- _MATERIAL FOR THIS TASK_

^^^^^^^^^^^^^^^^

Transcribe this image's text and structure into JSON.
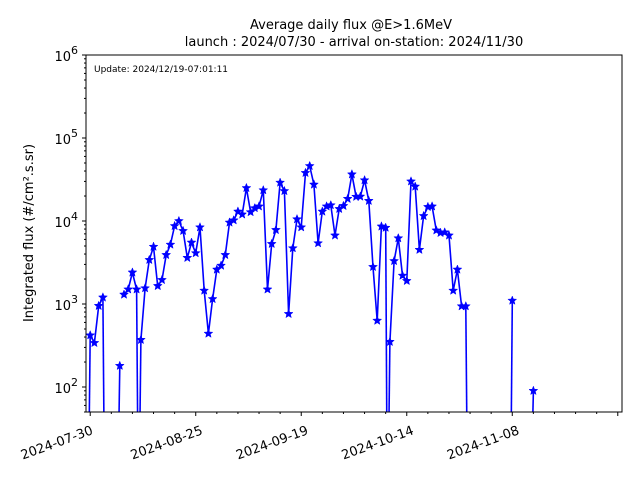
{
  "chart_data": {
    "type": "line",
    "title_line1": "Average daily flux @E>1.6MeV",
    "title_line2": "launch : 2024/07/30 - arrival on-station: 2024/11/30",
    "annotation": "Update: 2024/12/19-07:01:11",
    "ylabel": "Integrated flux (#/cm².s.sr)",
    "xlabel": "",
    "y_scale": "log",
    "ylim": [
      50,
      1000000
    ],
    "xlim": [
      "2024-07-29",
      "2024-12-03"
    ],
    "grid": false,
    "color": "#0000ff",
    "marker": "star",
    "x_ticks": [
      "2024-07-30",
      "2024-08-25",
      "2024-09-19",
      "2024-10-14",
      "2024-11-08"
    ],
    "y_ticks": [
      {
        "value": 100,
        "base": "10",
        "exp": "2"
      },
      {
        "value": 1000,
        "base": "10",
        "exp": "3"
      },
      {
        "value": 10000,
        "base": "10",
        "exp": "4"
      },
      {
        "value": 100000,
        "base": "10",
        "exp": "5"
      },
      {
        "value": 1000000,
        "base": "10",
        "exp": "6"
      }
    ],
    "segments": [
      [
        [
          "2024-07-30",
          420
        ],
        [
          "2024-07-31",
          340
        ],
        [
          "2024-08-01",
          950
        ],
        [
          "2024-08-02",
          1200
        ]
      ],
      [
        [
          "2024-08-06",
          180
        ]
      ],
      [
        [
          "2024-08-07",
          1300
        ],
        [
          "2024-08-08",
          1500
        ],
        [
          "2024-08-09",
          2400
        ],
        [
          "2024-08-10",
          1500
        ]
      ],
      [
        [
          "2024-08-11",
          370
        ],
        [
          "2024-08-12",
          1550
        ],
        [
          "2024-08-13",
          3400
        ],
        [
          "2024-08-14",
          4900
        ],
        [
          "2024-08-15",
          1650
        ],
        [
          "2024-08-16",
          1950
        ],
        [
          "2024-08-17",
          3900
        ],
        [
          "2024-08-18",
          5200
        ],
        [
          "2024-08-19",
          8700
        ],
        [
          "2024-08-20",
          10000
        ],
        [
          "2024-08-21",
          7600
        ],
        [
          "2024-08-22",
          3600
        ],
        [
          "2024-08-23",
          5500
        ],
        [
          "2024-08-24",
          4100
        ],
        [
          "2024-08-25",
          8400
        ],
        [
          "2024-08-26",
          1450
        ],
        [
          "2024-08-27",
          440
        ],
        [
          "2024-08-28",
          1150
        ],
        [
          "2024-08-29",
          2600
        ],
        [
          "2024-08-30",
          2900
        ],
        [
          "2024-08-31",
          3900
        ],
        [
          "2024-09-01",
          9600
        ],
        [
          "2024-09-02",
          10200
        ],
        [
          "2024-09-03",
          13000
        ],
        [
          "2024-09-04",
          12000
        ],
        [
          "2024-09-05",
          25000
        ],
        [
          "2024-09-06",
          12800
        ],
        [
          "2024-09-07",
          14300
        ],
        [
          "2024-09-08",
          15000
        ],
        [
          "2024-09-09",
          23500
        ],
        [
          "2024-09-10",
          1500
        ],
        [
          "2024-09-11",
          5300
        ],
        [
          "2024-09-12",
          7800
        ],
        [
          "2024-09-13",
          29000
        ],
        [
          "2024-09-14",
          23000
        ],
        [
          "2024-09-15",
          760
        ],
        [
          "2024-09-16",
          4700
        ],
        [
          "2024-09-17",
          10500
        ],
        [
          "2024-09-18",
          8400
        ],
        [
          "2024-09-19",
          38000
        ],
        [
          "2024-09-20",
          46000
        ],
        [
          "2024-09-21",
          27500
        ],
        [
          "2024-09-22",
          5400
        ],
        [
          "2024-09-23",
          13000
        ],
        [
          "2024-09-24",
          15000
        ],
        [
          "2024-09-25",
          15500
        ],
        [
          "2024-09-26",
          6700
        ],
        [
          "2024-09-27",
          14000
        ],
        [
          "2024-09-28",
          15200
        ],
        [
          "2024-09-29",
          18500
        ],
        [
          "2024-09-30",
          36500
        ],
        [
          "2024-10-01",
          19600
        ],
        [
          "2024-10-02",
          19700
        ],
        [
          "2024-10-03",
          31000
        ],
        [
          "2024-10-04",
          17500
        ],
        [
          "2024-10-05",
          2800
        ],
        [
          "2024-10-06",
          630
        ],
        [
          "2024-10-07",
          8600
        ],
        [
          "2024-10-08",
          8300
        ]
      ],
      [
        [
          "2024-10-09",
          350
        ],
        [
          "2024-10-10",
          3300
        ],
        [
          "2024-10-11",
          6200
        ],
        [
          "2024-10-12",
          2200
        ],
        [
          "2024-10-13",
          1900
        ],
        [
          "2024-10-14",
          30000
        ],
        [
          "2024-10-15",
          26000
        ],
        [
          "2024-10-16",
          4500
        ],
        [
          "2024-10-17",
          11500
        ],
        [
          "2024-10-18",
          14800
        ],
        [
          "2024-10-19",
          15000
        ],
        [
          "2024-10-20",
          7700
        ],
        [
          "2024-10-21",
          7200
        ],
        [
          "2024-10-22",
          7300
        ],
        [
          "2024-10-23",
          6700
        ],
        [
          "2024-10-24",
          1450
        ],
        [
          "2024-10-25",
          2600
        ],
        [
          "2024-10-26",
          940
        ],
        [
          "2024-10-27",
          940
        ]
      ],
      [
        [
          "2024-11-07",
          1100
        ]
      ],
      [
        [
          "2024-11-12",
          90
        ]
      ]
    ],
    "drops": [
      [
        "2024-07-30",
        420,
        "before"
      ],
      [
        "2024-08-02",
        1200,
        "after"
      ],
      [
        "2024-08-06",
        180,
        "before"
      ],
      [
        "2024-08-10",
        1500,
        "after"
      ],
      [
        "2024-08-11",
        370,
        "before"
      ],
      [
        "2024-10-08",
        8300,
        "after"
      ],
      [
        "2024-10-09",
        350,
        "before"
      ],
      [
        "2024-10-27",
        940,
        "after"
      ],
      [
        "2024-11-07",
        1100,
        "before"
      ],
      [
        "2024-11-12",
        90,
        "before"
      ]
    ]
  }
}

^^^^^^^^^^^^^^^^

- _WRITTEN INSTRUCTION_
Find the string "flux" in the records, then copy each line where it occurs.

- _TASK RESULT_
    "title_line1": "Average daily flux @E>1.6MeV",
    "ylabel": "Integrated flux (#/cm².s.sr)",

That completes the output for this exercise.